● Material for this exercise
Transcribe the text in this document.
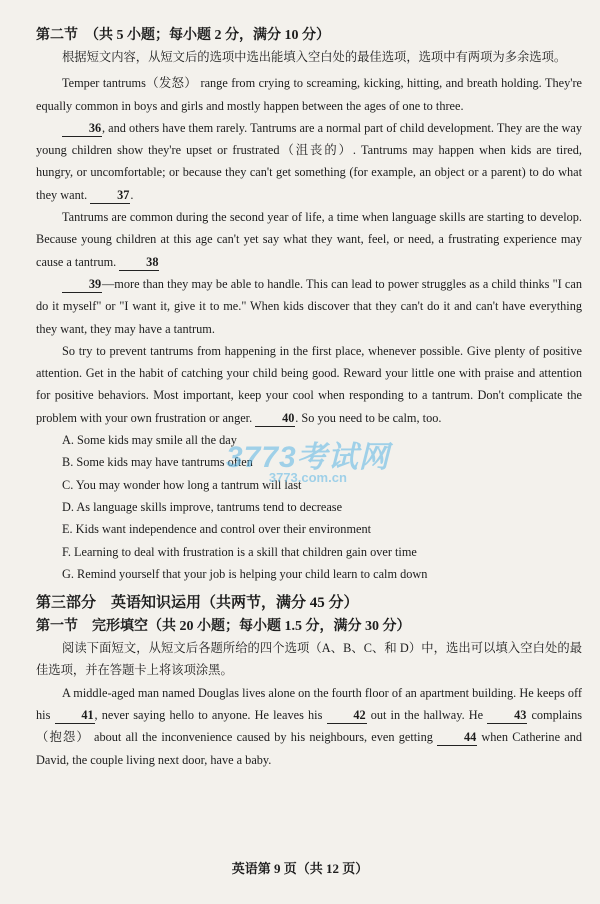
第二节　（共 5 小题；每小题 2 分，满分 10 分）

根据短文内容，从短文后的选项中选出能填入空白处的最佳选项，选项中有两项为多余选项。

Temper tantrums（发怒） range from crying to screaming, kicking, hitting, and breath holding. They're equally common in boys and girls and mostly happen between the ages of one to three.

36, and others have them rarely. Tantrums are a normal part of child development. They are the way young children show they're upset or frustrated（沮丧的）. Tantrums may happen when kids are tired, hungry, or uncomfortable; or because they can't get something (for example, an object or a parent) to do what they want. 37.

Tantrums are common during the second year of life, a time when language skills are starting to develop. Because young children at this age can't yet say what they want, feel, or need, a frustrating experience may cause a tantrum. 38

39—more than they may be able to handle. This can lead to power struggles as a child thinks "I can do it myself" or "I want it, give it to me." When kids discover that they can't do it and can't have everything they want, they may have a tantrum.

So try to prevent tantrums from happening in the first place, whenever possible. Give plenty of positive attention. Get in the habit of catching your child being good. Reward your little one with praise and attention for positive behaviors. Most important, keep your cool when responding to a tantrum. Don't complicate the problem with your own frustration or anger. 40. So you need to be calm, too.

A. Some kids may smile all the day

B. Some kids may have tantrums often

C. You may wonder how long a tantrum will last

D. As language skills improve, tantrums tend to decrease

E. Kids want independence and control over their environment

F. Learning to deal with frustration is a skill that children gain over time

G. Remind yourself that your job is helping your child learn to calm down

第三部分　英语知识运用（共两节，满分 45 分）
第一节　完形填空（共 20 小题；每小题 1.5 分，满分 30 分）

阅读下面短文，从短文后各题所给的四个选项（A、B、C、和 D）中，选出可以填入空白处的最佳选项，并在答题卡上将该项涂黑。

A middle-aged man named Douglas lives alone on the fourth floor of an apartment building. He keeps off his	41, never saying hello to anyone. He leaves his	42 out in the hallway. He	43 complains（抱怨） about all the inconvenience caused by his neighbours, even getting	44 when Catherine and David, the couple living next door, have a baby.

3773考试网
3773.com.cn
英语第 9 页（共 12 页）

● Your instructions
Above are the records. Identify each line that contains the word "have".

● Response to the task
36, and others have them rarely. Tantrums are a normal part of child development. They are the way young children show they're upset or frustrated（沮丧的）. Tantrums may happen when kids are tired, hungry, or uncomfortable; or because they can't get something (for example, an object or a parent) to do what they want. 37.
39—more than they may be able to handle. This can lead to power struggles as a child thinks "I can do it myself" or "I want it, give it to me." When kids discover that they can't do it and can't have everything they want, they may have a tantrum.
B. Some kids may have tantrums often
A middle-aged man named Douglas lives alone on the fourth floor of an apartment building. He keeps off his	41, never saying hello to anyone. He leaves his	42 out in the hallway. He	43 complains（抱怨） about all the inconvenience caused by his neighbours, even getting	44 when Catherine and David, the couple living next door, have a baby.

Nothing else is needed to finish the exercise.